Your instructions >> Pictures are not part of the copy; repeat everything else in the records exactly.

(Source records)
──────────
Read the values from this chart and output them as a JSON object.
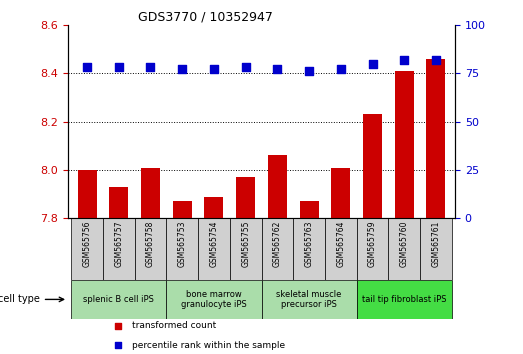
{
  "title": "GDS3770 / 10352947",
  "samples": [
    "GSM565756",
    "GSM565757",
    "GSM565758",
    "GSM565753",
    "GSM565754",
    "GSM565755",
    "GSM565762",
    "GSM565763",
    "GSM565764",
    "GSM565759",
    "GSM565760",
    "GSM565761"
  ],
  "transformed_count": [
    8.0,
    7.93,
    8.01,
    7.87,
    7.89,
    7.97,
    8.06,
    7.87,
    8.01,
    8.23,
    8.41,
    8.46
  ],
  "percentile_rank": [
    78,
    78,
    78,
    77,
    77,
    78,
    77,
    76,
    77,
    80,
    82,
    82
  ],
  "ylim_left": [
    7.8,
    8.6
  ],
  "ylim_right": [
    0,
    100
  ],
  "yticks_left": [
    7.8,
    8.0,
    8.2,
    8.4,
    8.6
  ],
  "yticks_right": [
    0,
    25,
    50,
    75,
    100
  ],
  "bar_color": "#cc0000",
  "dot_color": "#0000cc",
  "groups": [
    {
      "label": "splenic B cell iPS",
      "start": 0,
      "end": 3,
      "color": "#aaddaa"
    },
    {
      "label": "bone marrow\ngranulocyte iPS",
      "start": 3,
      "end": 6,
      "color": "#aaddaa"
    },
    {
      "label": "skeletal muscle\nprecursor iPS",
      "start": 6,
      "end": 9,
      "color": "#aaddaa"
    },
    {
      "label": "tail tip fibroblast iPS",
      "start": 9,
      "end": 12,
      "color": "#44dd44"
    }
  ],
  "legend_items": [
    {
      "label": "transformed count",
      "color": "#cc0000",
      "marker": "s"
    },
    {
      "label": "percentile rank within the sample",
      "color": "#0000cc",
      "marker": "s"
    }
  ],
  "cell_type_label": "cell type",
  "tick_color_left": "#cc0000",
  "tick_color_right": "#0000cc",
  "bar_width": 0.6,
  "dot_size": 30,
  "sample_cell_color": "#d0d0d0",
  "grid_yticks": [
    8.0,
    8.2,
    8.4
  ],
  "ytick_labelsize": 8
}
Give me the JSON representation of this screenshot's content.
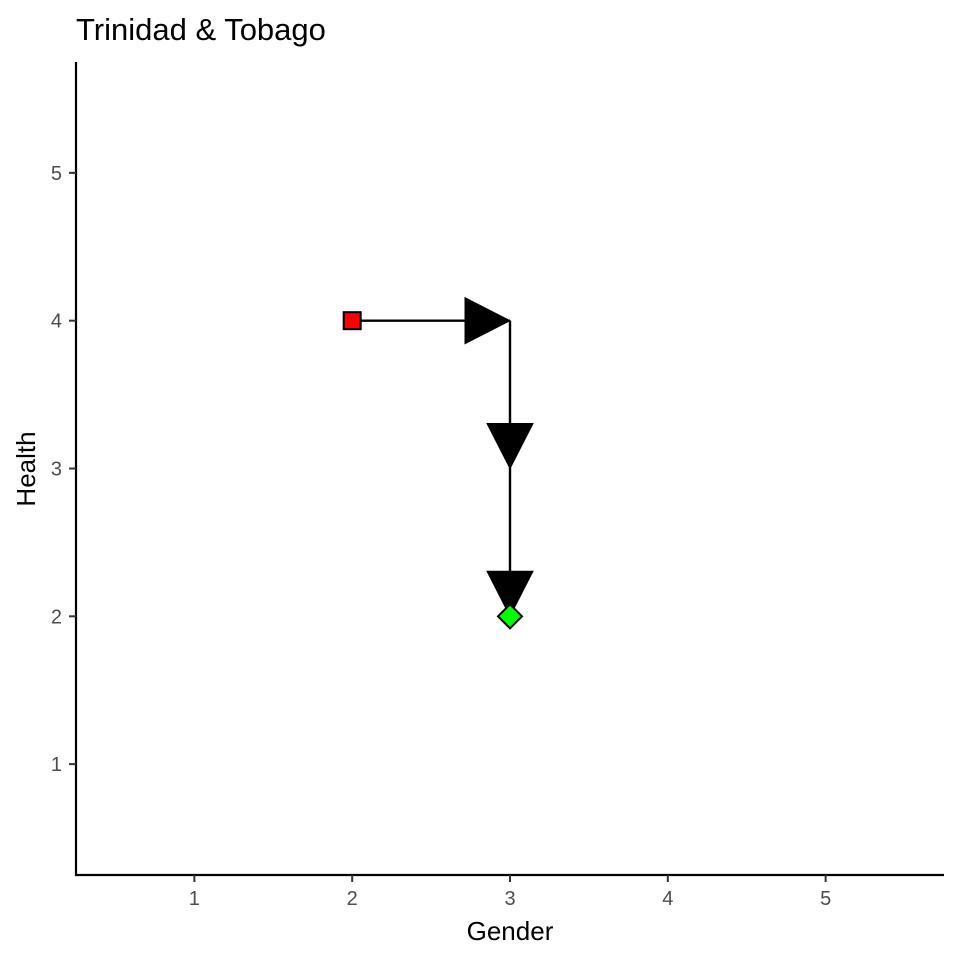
{
  "chart_data": {
    "type": "line",
    "title": "Trinidad & Tobago",
    "xlabel": "Gender",
    "ylabel": "Health",
    "xlim": [
      0.25,
      5.75
    ],
    "ylim": [
      0.25,
      5.75
    ],
    "x_ticks": [
      1,
      2,
      3,
      4,
      5
    ],
    "y_ticks": [
      1,
      2,
      3,
      4,
      5
    ],
    "grid": false,
    "path": [
      {
        "x": 2,
        "y": 4
      },
      {
        "x": 3,
        "y": 4
      },
      {
        "x": 3,
        "y": 3
      },
      {
        "x": 3,
        "y": 2
      }
    ],
    "start_point": {
      "x": 2,
      "y": 4,
      "shape": "square",
      "color": "#ff0000"
    },
    "end_point": {
      "x": 3,
      "y": 2,
      "shape": "diamond",
      "color": "#00ff00"
    }
  }
}
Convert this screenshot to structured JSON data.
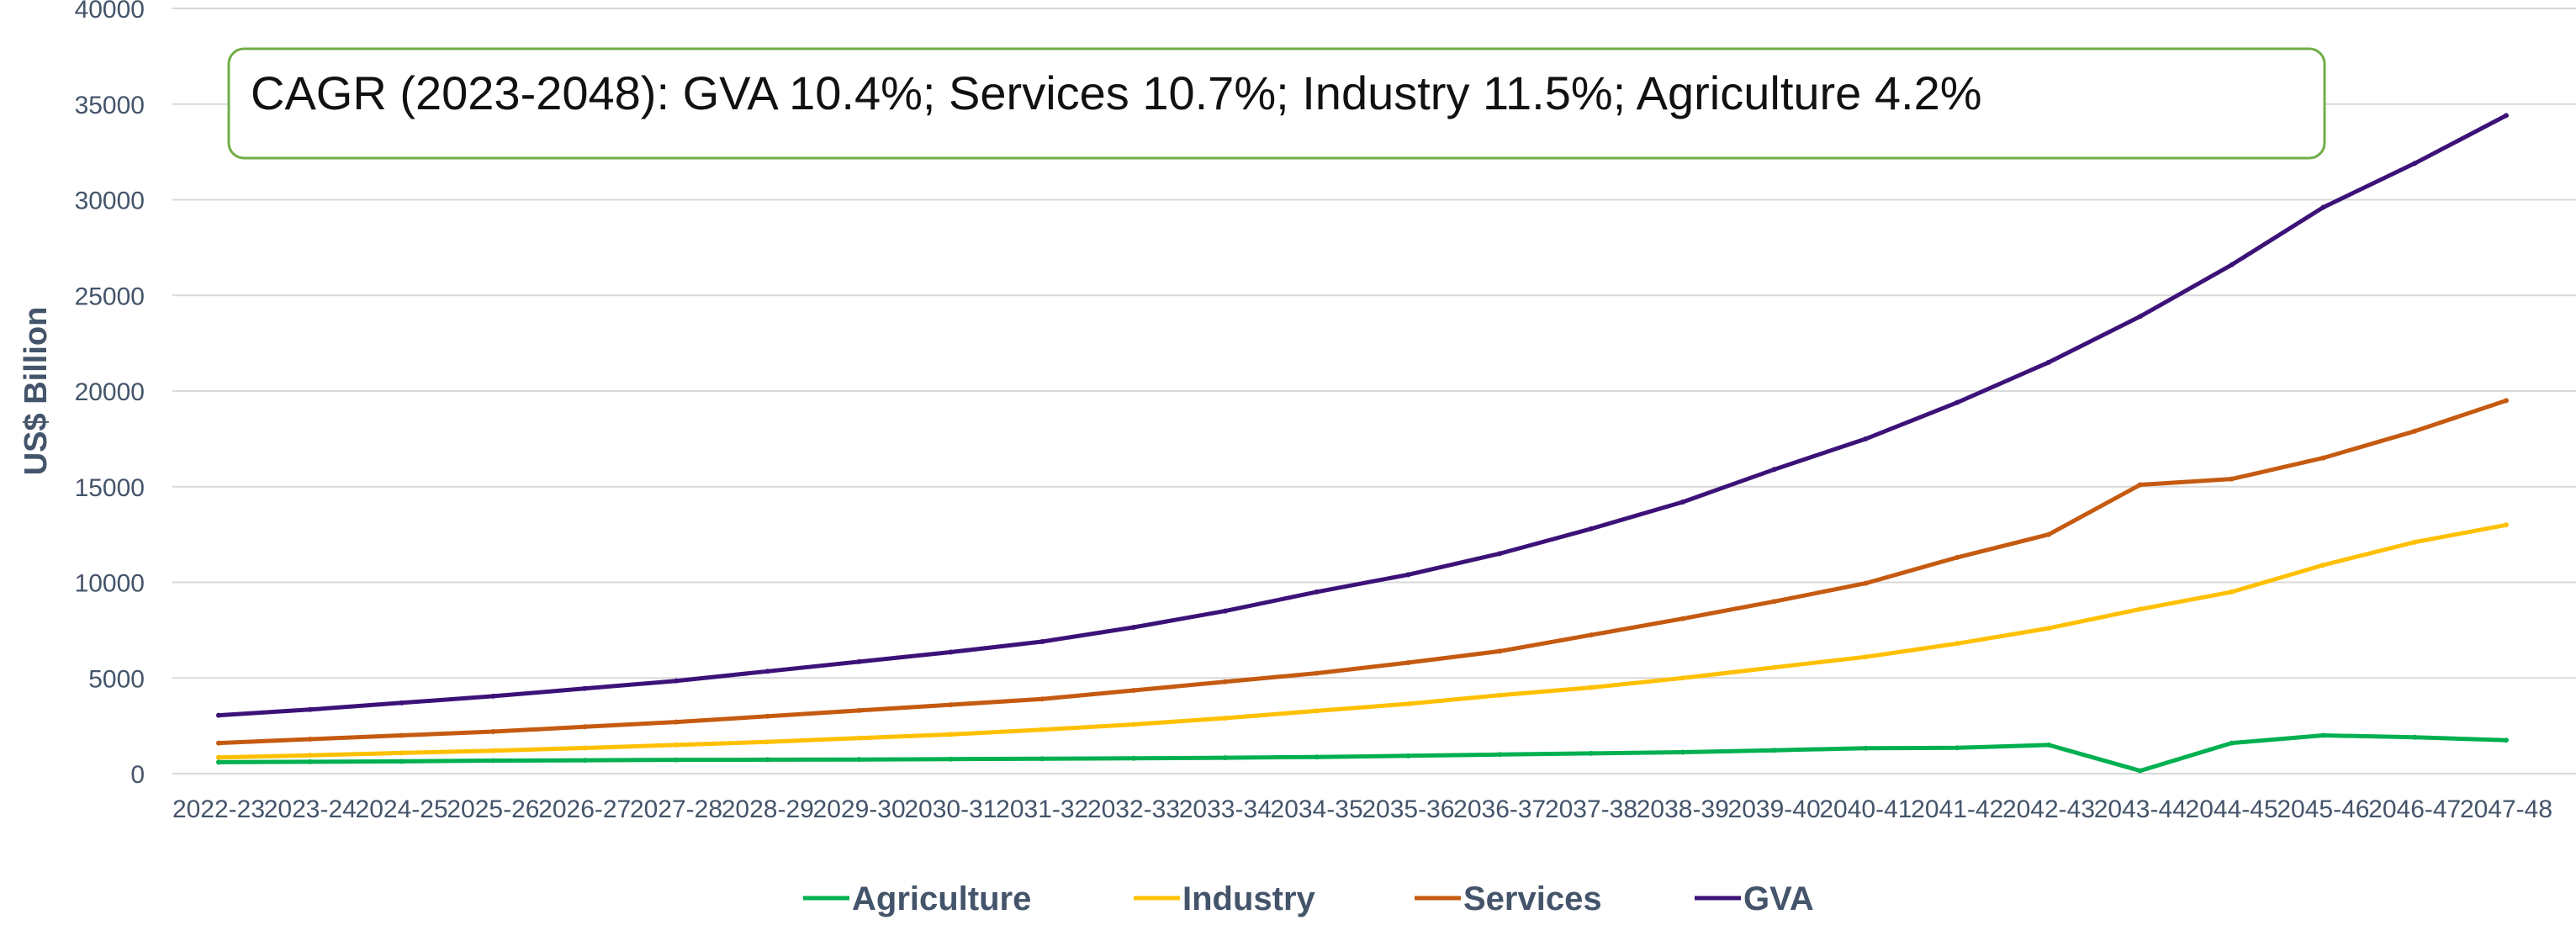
{
  "chart_data": {
    "type": "line",
    "ylabel": "US$ Billion",
    "ylim": [
      0,
      40000
    ],
    "yticks": [
      0,
      5000,
      10000,
      15000,
      20000,
      25000,
      30000,
      35000,
      40000
    ],
    "grid": true,
    "legend_position": "bottom",
    "annotation": "CAGR (2023-2048): GVA 10.4%; Services 10.7%; Industry 11.5%; Agriculture 4.2%",
    "categories": [
      "2022-23",
      "2023-24",
      "2024-25",
      "2025-26",
      "2026-27",
      "2027-28",
      "2028-29",
      "2029-30",
      "2030-31",
      "2031-32",
      "2032-33",
      "2033-34",
      "2034-35",
      "2035-36",
      "2036-37",
      "2037-38",
      "2038-39",
      "2039-40",
      "2040-41",
      "2041-42",
      "2042-43",
      "2043-44",
      "2044-45",
      "2045-46",
      "2046-47",
      "2047-48"
    ],
    "series": [
      {
        "name": "Agriculture",
        "color": "#00b050",
        "values": [
          600,
          620,
          640,
          680,
          700,
          720,
          730,
          740,
          760,
          780,
          800,
          830,
          870,
          930,
          1000,
          1060,
          1120,
          1220,
          1330,
          1350,
          1500,
          150,
          1600,
          2000,
          1900,
          1750
        ]
      },
      {
        "name": "Industry",
        "color": "#ffc000",
        "values": [
          850,
          960,
          1080,
          1200,
          1340,
          1500,
          1660,
          1860,
          2050,
          2300,
          2570,
          2900,
          3280,
          3650,
          4100,
          4500,
          5000,
          5550,
          6100,
          6800,
          7600,
          8600,
          9500,
          10900,
          12100,
          13000
        ]
      },
      {
        "name": "Services",
        "color": "#c55a11",
        "values": [
          1600,
          1800,
          2000,
          2200,
          2450,
          2700,
          3000,
          3300,
          3600,
          3900,
          4350,
          4800,
          5250,
          5800,
          6400,
          7250,
          8100,
          9000,
          9950,
          11300,
          12500,
          15100,
          15400,
          16500,
          17900,
          19500
        ]
      },
      {
        "name": "GVA",
        "color": "#3c1278",
        "values": [
          3050,
          3350,
          3700,
          4050,
          4450,
          4850,
          5350,
          5850,
          6350,
          6900,
          7650,
          8500,
          9500,
          10400,
          11500,
          12800,
          14200,
          15900,
          17500,
          19400,
          21500,
          23900,
          26600,
          29600,
          31900,
          34400
        ]
      }
    ]
  }
}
──────────
Final result >>
Read the values from this chart and output them as a JSON object.
{
  "title": "GDS3770 / 10352947",
  "samples": [
    "GSM565756",
    "GSM565757",
    "GSM565758",
    "GSM565753",
    "GSM565754",
    "GSM565755",
    "GSM565762",
    "GSM565763",
    "GSM565764",
    "GSM565759",
    "GSM565760",
    "GSM565761"
  ],
  "transformed_count": [
    8.0,
    7.93,
    8.01,
    7.87,
    7.89,
    7.97,
    8.06,
    7.87,
    8.01,
    8.23,
    8.41,
    8.46
  ],
  "percentile_rank": [
    78,
    78,
    78,
    77,
    77,
    78,
    77,
    76,
    77,
    80,
    82,
    82
  ],
  "ylim_left": [
    7.8,
    8.6
  ],
  "ylim_right": [
    0,
    100
  ],
  "yticks_left": [
    7.8,
    8.0,
    8.2,
    8.4,
    8.6
  ],
  "yticks_right": [
    0,
    25,
    50,
    75,
    100
  ],
  "bar_color": "#cc0000",
  "dot_color": "#0000cc",
  "groups": [
    {
      "label": "splenic B cell iPS",
      "start": 0,
      "end": 3,
      "color": "#aaddaa"
    },
    {
      "label": "bone marrow\ngranulocyte iPS",
      "start": 3,
      "end": 6,
      "color": "#aaddaa"
    },
    {
      "label": "skeletal muscle\nprecursor iPS",
      "start": 6,
      "end": 9,
      "color": "#aaddaa"
    },
    {
      "label": "tail tip fibroblast iPS",
      "start": 9,
      "end": 12,
      "color": "#44dd44"
    }
  ],
  "legend_items": [
    {
      "label": "transformed count",
      "color": "#cc0000",
      "marker": "s"
    },
    {
      "label": "percentile rank within the sample",
      "color": "#0000cc",
      "marker": "s"
    }
  ],
  "cell_type_label": "cell type",
  "tick_color_left": "#cc0000",
  "tick_color_right": "#0000cc",
  "bar_width": 0.6,
  "dot_size": 30,
  "sample_cell_color": "#d0d0d0",
  "grid_yticks": [
    8.0,
    8.2,
    8.4
  ],
  "ytick_labelsize": 8
}
Give me the JSON representation of this screenshot's content.
{
  "chart_data": {
    "type": "line",
    "title": "Trinidad & Tobago",
    "xlabel": "Gender",
    "ylabel": "Health",
    "xlim": [
      0.25,
      5.75
    ],
    "ylim": [
      0.25,
      5.75
    ],
    "x_ticks": [
      1,
      2,
      3,
      4,
      5
    ],
    "y_ticks": [
      1,
      2,
      3,
      4,
      5
    ],
    "grid": false,
    "path": [
      {
        "x": 2,
        "y": 4
      },
      {
        "x": 3,
        "y": 4
      },
      {
        "x": 3,
        "y": 3
      },
      {
        "x": 3,
        "y": 2
      }
    ],
    "start_point": {
      "x": 2,
      "y": 4,
      "shape": "square",
      "color": "#ff0000"
    },
    "end_point": {
      "x": 3,
      "y": 2,
      "shape": "diamond",
      "color": "#00ff00"
    }
  }
}
Convert this screenshot to structured JSON data.
{
  "chart_data": {
    "type": "line",
    "ylabel": "US$ Billion",
    "ylim": [
      0,
      40000
    ],
    "yticks": [
      0,
      5000,
      10000,
      15000,
      20000,
      25000,
      30000,
      35000,
      40000
    ],
    "grid": true,
    "legend_position": "bottom",
    "annotation": "CAGR (2023-2048): GVA 10.4%; Services 10.7%; Industry 11.5%; Agriculture 4.2%",
    "categories": [
      "2022-23",
      "2023-24",
      "2024-25",
      "2025-26",
      "2026-27",
      "2027-28",
      "2028-29",
      "2029-30",
      "2030-31",
      "2031-32",
      "2032-33",
      "2033-34",
      "2034-35",
      "2035-36",
      "2036-37",
      "2037-38",
      "2038-39",
      "2039-40",
      "2040-41",
      "2041-42",
      "2042-43",
      "2043-44",
      "2044-45",
      "2045-46",
      "2046-47",
      "2047-48"
    ],
    "series": [
      {
        "name": "Agriculture",
        "color": "#00b050",
        "values": [
          600,
          620,
          640,
          680,
          700,
          720,
          730,
          740,
          760,
          780,
          800,
          830,
          870,
          930,
          1000,
          1060,
          1120,
          1220,
          1330,
          1350,
          1500,
          150,
          1600,
          2000,
          1900,
          1750
        ]
      },
      {
        "name": "Industry",
        "color": "#ffc000",
        "values": [
          850,
          960,
          1080,
          1200,
          1340,
          1500,
          1660,
          1860,
          2050,
          2300,
          2570,
          2900,
          3280,
          3650,
          4100,
          4500,
          5000,
          5550,
          6100,
          6800,
          7600,
          8600,
          9500,
          10900,
          12100,
          13000
        ]
      },
      {
        "name": "Services",
        "color": "#c55a11",
        "values": [
          1600,
          1800,
          2000,
          2200,
          2450,
          2700,
          3000,
          3300,
          3600,
          3900,
          4350,
          4800,
          5250,
          5800,
          6400,
          7250,
          8100,
          9000,
          9950,
          11300,
          12500,
          15100,
          15400,
          16500,
          17900,
          19500
        ]
      },
      {
        "name": "GVA",
        "color": "#3c1278",
        "values": [
          3050,
          3350,
          3700,
          4050,
          4450,
          4850,
          5350,
          5850,
          6350,
          6900,
          7650,
          8500,
          9500,
          10400,
          11500,
          12800,
          14200,
          15900,
          17500,
          19400,
          21500,
          23900,
          26600,
          29600,
          31900,
          34400
        ]
      }
    ]
  }
}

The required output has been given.